Trascrivi senza alcuna modifica il tratto che si apre con la riga contenente "svg-text:5: 5 (62, 357, 68, 369)" e si chiude con la riga contenente "legend-item-richtung[interactable]: Richtung (300, 46, 359, 59)", includendo entrambe.
════════
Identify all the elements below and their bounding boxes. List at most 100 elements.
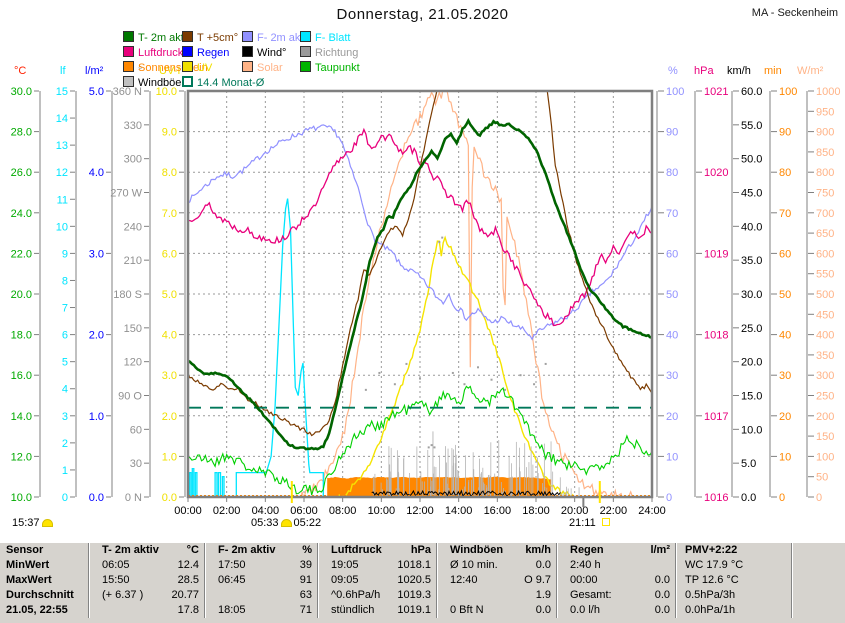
svg-text:5: 5 (62, 357, 68, 369)
svg-text:50.0: 50.0 (741, 154, 762, 166)
axis-uv: 10.0 9.0 8.0 7.0 6.0 5.0 4.0 3.0 2.0 1.0 0.0 UV-I (156, 65, 186, 504)
svg-text:W/m²: W/m² (797, 65, 824, 77)
legend-item-richtung[interactable]: Richtung (300, 46, 359, 59)
legend-color-box (182, 31, 193, 42)
legend-label: Taupunkt (315, 62, 360, 74)
legend-label: F- Blatt (315, 32, 351, 44)
svg-text:45.0: 45.0 (741, 188, 762, 200)
svg-text:30.0: 30.0 (11, 86, 32, 98)
svg-text:360 N: 360 N (113, 86, 142, 98)
table-cell: 63 (204, 588, 317, 603)
table-cell: stündlich 1019.1 (317, 603, 436, 618)
svg-text:0 N: 0 N (125, 492, 142, 504)
legend-label: Sonnenschein (138, 62, 208, 74)
sunrise-time-b: 05:22 (293, 517, 322, 529)
svg-text:22:00: 22:00 (600, 505, 628, 517)
legend-item-wind-[interactable]: Wind° (242, 46, 286, 59)
chart-plot-area[interactable]: 30.028.026.024.022.020.018.016.014.012.0… (0, 0, 845, 543)
series-uv (338, 235, 575, 497)
table-header-col: T- 2m aktiv °C (88, 543, 204, 558)
axis-hpa: 1021 1020 1019 1018 1017 1016 hPa (694, 65, 728, 504)
svg-text:°: ° (138, 65, 142, 77)
svg-text:06:00: 06:00 (290, 505, 318, 517)
svg-text:4.0: 4.0 (162, 330, 177, 342)
table-cell: 00:00 0.0 (556, 573, 675, 588)
svg-text:1000: 1000 (816, 86, 840, 98)
svg-text:60.0: 60.0 (741, 86, 762, 98)
svg-text:1: 1 (62, 465, 68, 477)
table-cell-pmv: TP 12.6 °C (675, 573, 791, 588)
svg-text:5.0: 5.0 (89, 86, 104, 98)
svg-text:650: 650 (816, 228, 834, 240)
svg-text:100: 100 (779, 86, 797, 98)
svg-text:4.0: 4.0 (89, 167, 104, 179)
table-cell: 19:05 1018.1 (317, 558, 436, 573)
legend-label: T +5cm° (197, 32, 239, 44)
svg-text:24:00: 24:00 (638, 505, 666, 517)
svg-text:16.0: 16.0 (11, 370, 32, 382)
legend-color-box (182, 46, 193, 57)
legend-color-box (123, 31, 134, 42)
svg-text:km/h: km/h (727, 65, 751, 77)
svg-text:12:00: 12:00 (406, 505, 434, 517)
legend-item-uv[interactable]: UV (182, 61, 212, 74)
svg-text:14.0: 14.0 (11, 411, 32, 423)
svg-text:1.0: 1.0 (162, 451, 177, 463)
svg-text:08:00: 08:00 (329, 505, 357, 517)
svg-text:40.0: 40.0 (741, 221, 762, 233)
legend-item-solar[interactable]: Solar (242, 61, 283, 74)
table-cell: 06:05 12.4 (88, 558, 204, 573)
legend-item-luftdruck[interactable]: Luftdruck (123, 46, 183, 59)
legend-color-box (182, 76, 193, 87)
legend-item-sonnenschein[interactable]: Sonnenschein (123, 61, 208, 74)
legend-color-box (182, 61, 193, 72)
axis-dir: 360 N 330 300 270 W 240 210 180 S 150 120 90 O 60 3… (110, 65, 151, 504)
table-header-filler (791, 543, 845, 558)
legend-item-regen[interactable]: Regen (182, 46, 229, 59)
svg-text:10: 10 (56, 221, 68, 233)
series-layer (188, 91, 652, 497)
svg-text:10: 10 (666, 451, 678, 463)
axis-wm2: 1000950900850800750700650600550500450400… (797, 65, 840, 504)
svg-text:°C: °C (14, 65, 26, 77)
svg-text:2: 2 (62, 438, 68, 450)
legend-label: Windböen (138, 77, 188, 89)
svg-text:400: 400 (816, 330, 834, 342)
svg-text:10.0: 10.0 (741, 424, 762, 436)
svg-text:22.0: 22.0 (11, 248, 32, 260)
svg-text:10:00: 10:00 (368, 505, 396, 517)
legend-item-t-2m-aktiv[interactable]: T- 2m aktiv (123, 31, 192, 44)
legend-color-box (242, 46, 253, 57)
legend-label: T- 2m aktiv (138, 32, 192, 44)
legend-item-f-blatt[interactable]: F- Blatt (300, 31, 351, 44)
svg-text:0.0: 0.0 (89, 492, 104, 504)
sunset-square-icon (601, 518, 610, 526)
svg-text:40: 40 (779, 330, 791, 342)
svg-text:50: 50 (666, 289, 678, 301)
table-cell-filler (791, 588, 845, 603)
legend-label: Richtung (315, 47, 359, 59)
table-cell: ^0.6hPa/h 1019.3 (317, 588, 436, 603)
legend-item-f-2m-aktiv[interactable]: F- 2m aktiv (242, 31, 311, 44)
svg-text:lf: lf (60, 65, 66, 77)
legend-item-14-4-monat-[interactable]: 14.4 Monat-Ø (182, 76, 264, 89)
svg-text:9: 9 (62, 248, 68, 260)
svg-text:900: 900 (816, 127, 834, 139)
svg-text:150: 150 (124, 323, 142, 335)
svg-text:90 O: 90 O (118, 391, 142, 403)
legend-item-taupunkt[interactable]: Taupunkt (300, 61, 360, 74)
svg-text:270 W: 270 W (110, 188, 142, 200)
legend-item-windb-en[interactable]: Windböen (123, 76, 188, 89)
svg-text:1017: 1017 (704, 411, 728, 423)
page-title: Donnerstag, 21.05.2020 (336, 6, 509, 23)
svg-text:20.0: 20.0 (11, 289, 32, 301)
sun-icon (41, 519, 53, 527)
legend-item-t-5cm-[interactable]: T +5cm° (182, 31, 239, 44)
table-row-label: MinWert (6, 559, 50, 571)
svg-text:10.0: 10.0 (11, 492, 32, 504)
current-time-row: 15:37 (12, 517, 55, 530)
svg-text:0.0: 0.0 (741, 492, 756, 504)
svg-text:3.0: 3.0 (89, 248, 104, 260)
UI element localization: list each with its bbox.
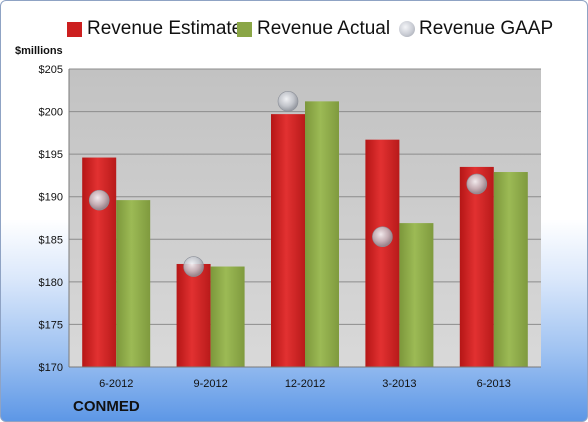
bar-revenue-estimate (82, 157, 117, 367)
y-tick-label: $205 (39, 64, 63, 76)
legend-swatch-actual (237, 22, 252, 37)
legend-swatch-estimate (67, 22, 82, 37)
y-axis-unit-label: $millions (15, 45, 63, 57)
legend-label-actual: Revenue Actual (257, 18, 391, 39)
bar-revenue-estimate (365, 139, 400, 367)
bar-revenue-actual (210, 266, 245, 367)
x-tick-label: 6-2013 (477, 378, 511, 390)
legend: Revenue Estimate Revenue Actual Revenue … (1, 15, 587, 45)
bar-revenue-estimate (459, 166, 494, 367)
x-tick-label: 12-2012 (285, 378, 325, 390)
marker-revenue-gaap (466, 173, 488, 195)
bar-revenue-estimate (176, 263, 211, 367)
company-label: CONMED (73, 398, 140, 415)
x-tick-label: 9-2012 (193, 378, 227, 390)
x-tick-label: 3-2013 (382, 378, 416, 390)
y-tick-label: $170 (39, 362, 63, 374)
marker-revenue-gaap (183, 256, 204, 277)
marker-revenue-gaap (372, 226, 393, 248)
bar-revenue-actual (399, 223, 434, 367)
bar-revenue-actual (305, 101, 339, 368)
legend-label-estimate: Revenue Estimate (87, 18, 243, 39)
x-tick-label: 6-2012 (99, 378, 133, 390)
y-tick-label: $185 (39, 234, 63, 246)
marker-revenue-gaap (88, 189, 110, 211)
y-tick-label: $175 (39, 319, 63, 331)
y-tick-label: $195 (39, 149, 63, 161)
marker-revenue-gaap (277, 91, 299, 112)
bar-revenue-actual (116, 200, 151, 367)
legend-label-gaap: Revenue GAAP (419, 18, 554, 39)
y-tick-label: $190 (39, 192, 63, 204)
y-tick-label: $200 (39, 107, 63, 119)
y-tick-label: $180 (39, 277, 63, 289)
bar-revenue-actual (493, 172, 528, 367)
legend-marker-gaap (399, 21, 415, 37)
bar-revenue-estimate (271, 114, 305, 367)
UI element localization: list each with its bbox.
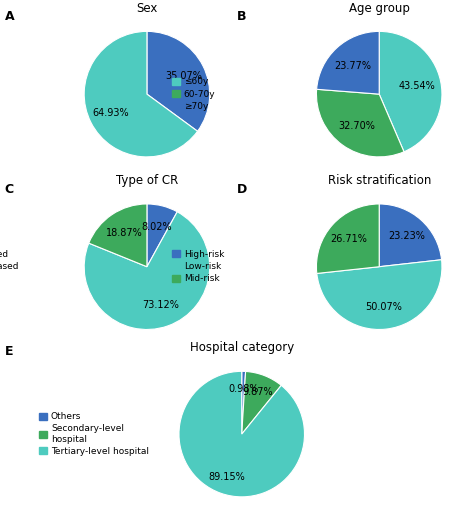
Text: 32.70%: 32.70%	[338, 121, 375, 131]
Text: 23.23%: 23.23%	[388, 231, 425, 241]
Text: 23.77%: 23.77%	[334, 61, 371, 71]
Text: A: A	[5, 10, 14, 24]
Wedge shape	[317, 89, 404, 157]
Text: 89.15%: 89.15%	[208, 472, 245, 482]
Wedge shape	[317, 260, 442, 329]
Wedge shape	[317, 204, 379, 274]
Text: 43.54%: 43.54%	[399, 81, 436, 92]
Text: 64.93%: 64.93%	[92, 108, 129, 118]
Text: B: B	[237, 10, 246, 24]
Text: 18.87%: 18.87%	[106, 228, 143, 238]
Wedge shape	[379, 31, 442, 152]
Text: D: D	[237, 183, 247, 196]
Text: C: C	[5, 183, 14, 196]
Wedge shape	[379, 204, 442, 267]
Title: Sex: Sex	[136, 2, 158, 15]
Title: Age group: Age group	[349, 2, 410, 15]
Text: 50.07%: 50.07%	[365, 302, 402, 312]
Text: 9.87%: 9.87%	[243, 387, 273, 397]
Text: 35.07%: 35.07%	[165, 71, 202, 81]
Title: Type of CR: Type of CR	[116, 174, 178, 187]
Wedge shape	[147, 204, 177, 267]
Legend: Home-based, Hospital-based, Hybrid: Home-based, Hospital-based, Hybrid	[0, 250, 19, 283]
Legend: Others, Secondary-level
hospital, Tertiary-level hospital: Others, Secondary-level hospital, Tertia…	[39, 412, 149, 456]
Text: 0.98%: 0.98%	[228, 384, 258, 394]
Text: 26.71%: 26.71%	[330, 234, 367, 244]
Wedge shape	[84, 212, 210, 329]
Text: 8.02%: 8.02%	[142, 222, 173, 232]
Wedge shape	[179, 371, 304, 497]
Wedge shape	[89, 204, 147, 267]
Title: Risk stratification: Risk stratification	[328, 174, 431, 187]
Text: 73.12%: 73.12%	[142, 300, 179, 310]
Wedge shape	[84, 31, 198, 157]
Legend: High-risk, Low-risk, Mid-risk: High-risk, Low-risk, Mid-risk	[172, 250, 224, 283]
Text: E: E	[5, 345, 13, 358]
Wedge shape	[147, 31, 210, 131]
Wedge shape	[317, 31, 379, 94]
Wedge shape	[242, 371, 246, 434]
Wedge shape	[242, 371, 281, 434]
Title: Hospital category: Hospital category	[190, 342, 294, 355]
Legend: ≤60y, 60-70y, ≥70y: ≤60y, 60-70y, ≥70y	[172, 77, 215, 111]
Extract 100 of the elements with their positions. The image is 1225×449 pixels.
════════
== Risposta scritta ==
svg-text:5: 5 (62, 357, 68, 369)
svg-text:50.0: 50.0 (741, 154, 762, 166)
axis-uv: 10.0 9.0 8.0 7.0 6.0 5.0 4.0 3.0 2.0 1.0 0.0 UV-I (156, 65, 186, 504)
svg-text:W/m²: W/m² (797, 65, 824, 77)
legend-item-richtung[interactable]: Richtung (300, 46, 359, 59)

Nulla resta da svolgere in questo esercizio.